(Dataset entries)

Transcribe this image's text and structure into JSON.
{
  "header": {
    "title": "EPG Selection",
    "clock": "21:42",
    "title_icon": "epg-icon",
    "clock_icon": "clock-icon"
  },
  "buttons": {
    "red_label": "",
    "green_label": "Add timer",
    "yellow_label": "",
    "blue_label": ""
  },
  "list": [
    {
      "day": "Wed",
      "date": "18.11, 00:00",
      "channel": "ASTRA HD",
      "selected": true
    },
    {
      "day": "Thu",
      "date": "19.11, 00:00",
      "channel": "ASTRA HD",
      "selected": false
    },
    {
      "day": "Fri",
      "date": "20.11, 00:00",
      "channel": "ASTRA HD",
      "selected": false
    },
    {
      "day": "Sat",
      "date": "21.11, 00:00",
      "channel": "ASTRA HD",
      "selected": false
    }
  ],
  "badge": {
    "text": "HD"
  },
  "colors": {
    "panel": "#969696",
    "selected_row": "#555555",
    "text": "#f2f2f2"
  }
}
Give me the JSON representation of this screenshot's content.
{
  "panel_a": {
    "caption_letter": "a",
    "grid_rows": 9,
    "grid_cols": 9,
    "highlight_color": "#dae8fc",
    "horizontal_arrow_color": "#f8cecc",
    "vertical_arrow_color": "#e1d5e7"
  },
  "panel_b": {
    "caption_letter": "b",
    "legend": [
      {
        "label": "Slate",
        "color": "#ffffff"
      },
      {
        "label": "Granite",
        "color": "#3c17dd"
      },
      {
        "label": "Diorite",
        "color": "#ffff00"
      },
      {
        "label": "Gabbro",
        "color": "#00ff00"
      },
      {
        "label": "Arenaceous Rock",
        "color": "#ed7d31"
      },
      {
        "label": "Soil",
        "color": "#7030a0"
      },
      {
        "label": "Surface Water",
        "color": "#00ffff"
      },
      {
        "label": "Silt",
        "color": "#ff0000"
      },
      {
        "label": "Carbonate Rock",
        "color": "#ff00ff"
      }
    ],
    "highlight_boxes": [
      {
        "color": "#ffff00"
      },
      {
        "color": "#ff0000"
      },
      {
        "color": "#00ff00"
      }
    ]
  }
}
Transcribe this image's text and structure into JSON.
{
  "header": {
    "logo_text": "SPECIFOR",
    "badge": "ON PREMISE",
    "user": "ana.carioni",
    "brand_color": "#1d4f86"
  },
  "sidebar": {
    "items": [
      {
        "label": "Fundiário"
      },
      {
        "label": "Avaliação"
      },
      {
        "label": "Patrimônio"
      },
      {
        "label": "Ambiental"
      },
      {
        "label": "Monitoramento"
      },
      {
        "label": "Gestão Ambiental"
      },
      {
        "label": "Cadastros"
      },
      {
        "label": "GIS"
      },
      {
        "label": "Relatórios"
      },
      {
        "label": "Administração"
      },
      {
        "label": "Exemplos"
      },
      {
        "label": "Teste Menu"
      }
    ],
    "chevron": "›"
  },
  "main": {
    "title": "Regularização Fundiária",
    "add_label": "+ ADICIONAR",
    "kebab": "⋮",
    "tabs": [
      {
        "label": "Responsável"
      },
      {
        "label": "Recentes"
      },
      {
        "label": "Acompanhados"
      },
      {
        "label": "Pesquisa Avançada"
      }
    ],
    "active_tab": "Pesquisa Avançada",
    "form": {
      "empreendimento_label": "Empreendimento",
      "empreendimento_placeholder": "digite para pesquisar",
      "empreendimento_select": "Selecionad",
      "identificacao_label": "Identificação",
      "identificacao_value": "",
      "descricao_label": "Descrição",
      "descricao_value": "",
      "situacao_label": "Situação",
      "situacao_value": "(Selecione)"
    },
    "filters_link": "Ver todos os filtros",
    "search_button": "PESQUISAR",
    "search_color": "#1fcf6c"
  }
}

» **Directive**:
Transcribe every entry word for word.

» **Exercise output**:
Transcribe this image's text and structure into JSON.
{
  "header": {
    "title": "EPG Selection",
    "clock": "21:42",
    "title_icon": "epg-icon",
    "clock_icon": "clock-icon"
  },
  "buttons": {
    "red_label": "",
    "green_label": "Add timer",
    "yellow_label": "",
    "blue_label": ""
  },
  "list": [
    {
      "day": "Wed",
      "date": "18.11, 00:00",
      "channel": "ASTRA HD",
      "selected": true
    },
    {
      "day": "Thu",
      "date": "19.11, 00:00",
      "channel": "ASTRA HD",
      "selected": false
    },
    {
      "day": "Fri",
      "date": "20.11, 00:00",
      "channel": "ASTRA HD",
      "selected": false
    },
    {
      "day": "Sat",
      "date": "21.11, 00:00",
      "channel": "ASTRA HD",
      "selected": false
    }
  ],
  "badge": {
    "text": "HD"
  },
  "colors": {
    "panel": "#969696",
    "selected_row": "#555555",
    "text": "#f2f2f2"
  }
}
Give me the JSON representation of this screenshot's content.
{
  "panel_a": {
    "caption_letter": "a",
    "grid_rows": 9,
    "grid_cols": 9,
    "highlight_color": "#dae8fc",
    "horizontal_arrow_color": "#f8cecc",
    "vertical_arrow_color": "#e1d5e7"
  },
  "panel_b": {
    "caption_letter": "b",
    "legend": [
      {
        "label": "Slate",
        "color": "#ffffff"
      },
      {
        "label": "Granite",
        "color": "#3c17dd"
      },
      {
        "label": "Diorite",
        "color": "#ffff00"
      },
      {
        "label": "Gabbro",
        "color": "#00ff00"
      },
      {
        "label": "Arenaceous Rock",
        "color": "#ed7d31"
      },
      {
        "label": "Soil",
        "color": "#7030a0"
      },
      {
        "label": "Surface Water",
        "color": "#00ffff"
      },
      {
        "label": "Silt",
        "color": "#ff0000"
      },
      {
        "label": "Carbonate Rock",
        "color": "#ff00ff"
      }
    ],
    "highlight_boxes": [
      {
        "color": "#ffff00"
      },
      {
        "color": "#ff0000"
      },
      {
        "color": "#00ff00"
      }
    ]
  }
}
Transcribe this image's text and structure into JSON.
{
  "header": {
    "logo_text": "SPECIFOR",
    "badge": "ON PREMISE",
    "user": "ana.carioni",
    "brand_color": "#1d4f86"
  },
  "sidebar": {
    "items": [
      {
        "label": "Fundiário"
      },
      {
        "label": "Avaliação"
      },
      {
        "label": "Patrimônio"
      },
      {
        "label": "Ambiental"
      },
      {
        "label": "Monitoramento"
      },
      {
        "label": "Gestão Ambiental"
      },
      {
        "label": "Cadastros"
      },
      {
        "label": "GIS"
      },
      {
        "label": "Relatórios"
      },
      {
        "label": "Administração"
      },
      {
        "label": "Exemplos"
      },
      {
        "label": "Teste Menu"
      }
    ],
    "chevron": "›"
  },
  "main": {
    "title": "Regularização Fundiária",
    "add_label": "+ ADICIONAR",
    "kebab": "⋮",
    "tabs": [
      {
        "label": "Responsável"
      },
      {
        "label": "Recentes"
      },
      {
        "label": "Acompanhados"
      },
      {
        "label": "Pesquisa Avançada"
      }
    ],
    "active_tab": "Pesquisa Avançada",
    "form": {
      "empreendimento_label": "Empreendimento",
      "empreendimento_placeholder": "digite para pesquisar",
      "empreendimento_select": "Selecionad",
      "identificacao_label": "Identificação",
      "identificacao_value": "",
      "descricao_label": "Descrição",
      "descricao_value": "",
      "situacao_label": "Situação",
      "situacao_value": "(Selecione)"
    },
    "filters_link": "Ver todos os filtros",
    "search_button": "PESQUISAR",
    "search_color": "#1fcf6c"
  }
}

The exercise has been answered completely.